= EXCERTO FORNECIDO =
====

O Senhor Palomar não se espanta que Caim seja um golpe de marketing do Nobel Português. Sim, a Bíblia é um manual de maus costumes, o Corão não pode ter sido ditado a Maomé, «Deus é cruel, invejoso, insuportável», diz Saramago. Pouco importa. Saramago tem direito a dizer o que achar por bem. Não por ser Nobel, mas porque Saramago merece ser tratado com o respeito com que falta aos milhares de pessoas que, tão só, acreditam.
O Senhor Palomar gosta de pessoas que acreditam. E como tal respeita quem abraça uma religião. Mesmo que não professe nenhuma. Saramago achará decerto que uma vida de crença é uma vida sem nexo. Ignora possivelmente que, para os crentes, a vida ganha aí sentido. Ignora, mas sabe-o. Portanto, se decide carregar na mesma tecla, é porque tem o feitio que se lhe conhece. Sim, venderá mais livros, mas não será por isso que fala no tom que o faz. Saramago venderia sempre o número de livros suficiente para suportar o estilo de vida que tem. Não precisava de mais esta bordoada. A LeYa Caminho, por outro lado, deve agradecer o gesto. O mais certo é que a tiragem inicial de 50 000 exemplares esgote rapidamente. Azar para o novo livro de Lobo Antunes, que saiu também por estes dias, e do qual ninguém fala
Com Caim, Saramago poderá ser, para algumas pessoas, ofensivo. O Senhor Palomar esclarece que o que ali se lê não o melindra, contudo, entende que tal possa suceder a muitos espíritos, conservadores ou não. Olho vivo para Israel, que é, diga-se, verdadeiramente trucidado por Saramago neste último livro.

====

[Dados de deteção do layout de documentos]

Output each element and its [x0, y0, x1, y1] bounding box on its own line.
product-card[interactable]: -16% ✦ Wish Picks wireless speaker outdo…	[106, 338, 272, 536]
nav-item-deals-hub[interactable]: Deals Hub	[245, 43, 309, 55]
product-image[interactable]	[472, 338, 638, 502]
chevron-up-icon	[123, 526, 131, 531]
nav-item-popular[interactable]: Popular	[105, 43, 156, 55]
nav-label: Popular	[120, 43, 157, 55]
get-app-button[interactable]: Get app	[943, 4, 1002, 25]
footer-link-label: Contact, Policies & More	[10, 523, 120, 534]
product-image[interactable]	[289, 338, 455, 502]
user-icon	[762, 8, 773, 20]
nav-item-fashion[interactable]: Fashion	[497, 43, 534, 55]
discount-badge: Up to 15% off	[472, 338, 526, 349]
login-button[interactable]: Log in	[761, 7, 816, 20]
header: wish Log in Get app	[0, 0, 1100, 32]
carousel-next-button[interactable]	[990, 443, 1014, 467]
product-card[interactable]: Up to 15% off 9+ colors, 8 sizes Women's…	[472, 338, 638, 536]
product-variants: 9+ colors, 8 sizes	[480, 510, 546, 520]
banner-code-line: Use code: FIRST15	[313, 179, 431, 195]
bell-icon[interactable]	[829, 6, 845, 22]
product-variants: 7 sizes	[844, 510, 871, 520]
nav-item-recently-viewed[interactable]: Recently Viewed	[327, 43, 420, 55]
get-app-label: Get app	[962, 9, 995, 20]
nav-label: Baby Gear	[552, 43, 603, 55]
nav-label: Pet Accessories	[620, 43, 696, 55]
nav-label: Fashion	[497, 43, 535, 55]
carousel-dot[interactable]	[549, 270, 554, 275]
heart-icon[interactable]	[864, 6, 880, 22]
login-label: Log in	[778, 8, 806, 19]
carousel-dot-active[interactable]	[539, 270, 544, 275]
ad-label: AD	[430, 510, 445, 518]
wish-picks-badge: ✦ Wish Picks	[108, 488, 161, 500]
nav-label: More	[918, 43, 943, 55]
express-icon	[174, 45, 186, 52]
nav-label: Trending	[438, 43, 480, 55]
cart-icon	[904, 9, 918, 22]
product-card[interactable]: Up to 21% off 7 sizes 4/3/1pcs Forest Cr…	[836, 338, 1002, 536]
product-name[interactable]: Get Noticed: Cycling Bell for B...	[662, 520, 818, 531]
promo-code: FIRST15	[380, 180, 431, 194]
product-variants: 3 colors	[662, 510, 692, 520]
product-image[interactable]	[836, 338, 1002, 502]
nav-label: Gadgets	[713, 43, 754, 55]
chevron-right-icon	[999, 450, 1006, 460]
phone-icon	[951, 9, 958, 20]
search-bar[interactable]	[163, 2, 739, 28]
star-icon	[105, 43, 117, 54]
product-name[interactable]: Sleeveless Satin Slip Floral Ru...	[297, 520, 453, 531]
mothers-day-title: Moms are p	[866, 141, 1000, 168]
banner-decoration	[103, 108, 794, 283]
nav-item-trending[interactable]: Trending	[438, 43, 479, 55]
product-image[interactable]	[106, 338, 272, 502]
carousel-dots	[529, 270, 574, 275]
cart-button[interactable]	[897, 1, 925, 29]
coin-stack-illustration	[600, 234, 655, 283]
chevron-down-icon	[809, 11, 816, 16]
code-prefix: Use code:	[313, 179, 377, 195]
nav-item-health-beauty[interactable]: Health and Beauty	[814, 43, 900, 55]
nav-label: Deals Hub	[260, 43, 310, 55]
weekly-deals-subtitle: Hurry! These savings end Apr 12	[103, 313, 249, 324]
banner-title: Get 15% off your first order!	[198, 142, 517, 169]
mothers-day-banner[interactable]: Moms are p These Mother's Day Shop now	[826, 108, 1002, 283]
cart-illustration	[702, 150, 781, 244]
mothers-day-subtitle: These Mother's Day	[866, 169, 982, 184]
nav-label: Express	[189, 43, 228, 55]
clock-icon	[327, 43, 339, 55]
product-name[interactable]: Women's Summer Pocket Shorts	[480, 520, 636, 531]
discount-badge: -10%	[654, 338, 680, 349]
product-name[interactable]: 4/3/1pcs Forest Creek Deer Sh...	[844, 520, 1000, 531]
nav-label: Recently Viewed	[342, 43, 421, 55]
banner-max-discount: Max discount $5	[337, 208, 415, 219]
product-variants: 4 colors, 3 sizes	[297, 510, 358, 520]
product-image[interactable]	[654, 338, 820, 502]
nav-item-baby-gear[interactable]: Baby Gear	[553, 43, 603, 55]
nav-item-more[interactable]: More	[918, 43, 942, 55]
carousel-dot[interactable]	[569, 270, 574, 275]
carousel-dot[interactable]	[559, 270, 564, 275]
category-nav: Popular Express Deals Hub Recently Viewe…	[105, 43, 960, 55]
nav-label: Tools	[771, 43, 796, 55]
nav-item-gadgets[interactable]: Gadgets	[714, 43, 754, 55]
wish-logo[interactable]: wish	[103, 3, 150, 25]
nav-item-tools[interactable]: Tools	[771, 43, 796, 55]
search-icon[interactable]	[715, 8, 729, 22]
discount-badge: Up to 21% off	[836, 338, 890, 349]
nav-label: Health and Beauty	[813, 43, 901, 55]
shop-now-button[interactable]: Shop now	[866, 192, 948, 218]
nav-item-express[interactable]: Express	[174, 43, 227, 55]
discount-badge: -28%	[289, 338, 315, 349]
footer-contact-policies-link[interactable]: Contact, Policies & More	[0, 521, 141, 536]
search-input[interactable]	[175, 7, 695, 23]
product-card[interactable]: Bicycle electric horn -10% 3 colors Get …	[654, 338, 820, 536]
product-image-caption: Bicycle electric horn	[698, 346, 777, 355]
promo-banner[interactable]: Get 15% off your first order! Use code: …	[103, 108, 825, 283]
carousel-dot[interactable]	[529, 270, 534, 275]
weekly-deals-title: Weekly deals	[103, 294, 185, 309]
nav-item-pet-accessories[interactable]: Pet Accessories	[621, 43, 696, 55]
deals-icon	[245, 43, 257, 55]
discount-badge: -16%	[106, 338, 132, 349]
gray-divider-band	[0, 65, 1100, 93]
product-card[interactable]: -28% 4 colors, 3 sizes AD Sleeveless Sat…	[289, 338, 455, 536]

====

= TAREFAS A REALIZAR =
1. Segundo o texto sobre Caim, o livro de que autor saiu também por estes dias sem que ninguém fale dele?
2. Transcreva o trecho do texto sobre Caim que começa em "O Senhor Palomar não" e termina em "tão só, acreditam.".
3. Dê seguimento ao texto sobre Caim a partir da última frase apresentada.

= RESPOSTAS AO EXERCÍCIO =
1. Lobo Antunes.

2.
O Senhor Palomar não se espanta que Caim seja um golpe de marketing do Nobel Português. Sim, a Bíblia é um manual de maus costumes, o Corão não pode ter sido ditado a Maomé, «Deus é cruel, invejoso, insuportável», diz Saramago. Pouco importa. Saramago tem direito a dizer o que achar por bem. Não por ser Nobel, mas porque Saramago merece ser tratado com o respeito com que falta aos milhares de pessoas que, tão só, acreditam.

3.
Saramago, pelos olhos de Caim, mostra-nos de novo que estamos cegos. Retrata a expulsão de Adão e Eva do Éden, a desagregação da torre de Babel, a destruição de Sodoma, a construção da Arca de Noé, entre outros episódios do Antigo Testamento. A partir destas imagens, qual profeta, Saramago usa a mesma demagogia que tanto critica nas religiões para dizer que Deus não existe e que todos aqueles que seguem uma religião caem no absurdo de o fazer. É o estar com ele ou contra ele.
O livro, por outro lado, e o que mais deveria importar, é interessante. Começa bem, muito bem, prossegue mal como se mais uma viagem de um elefante fosse, e termina lindamente. Quanto às páginas eróticas de que falava a imprensa de hoje, o Senhor Palomar não deu por nada. Mas isto talvez se deva ao facto de andar a passar demasiado tempo, sozinho em frente à televisão, a ver canais pouco literários. E bem mais obscenos que as obras de Saramago.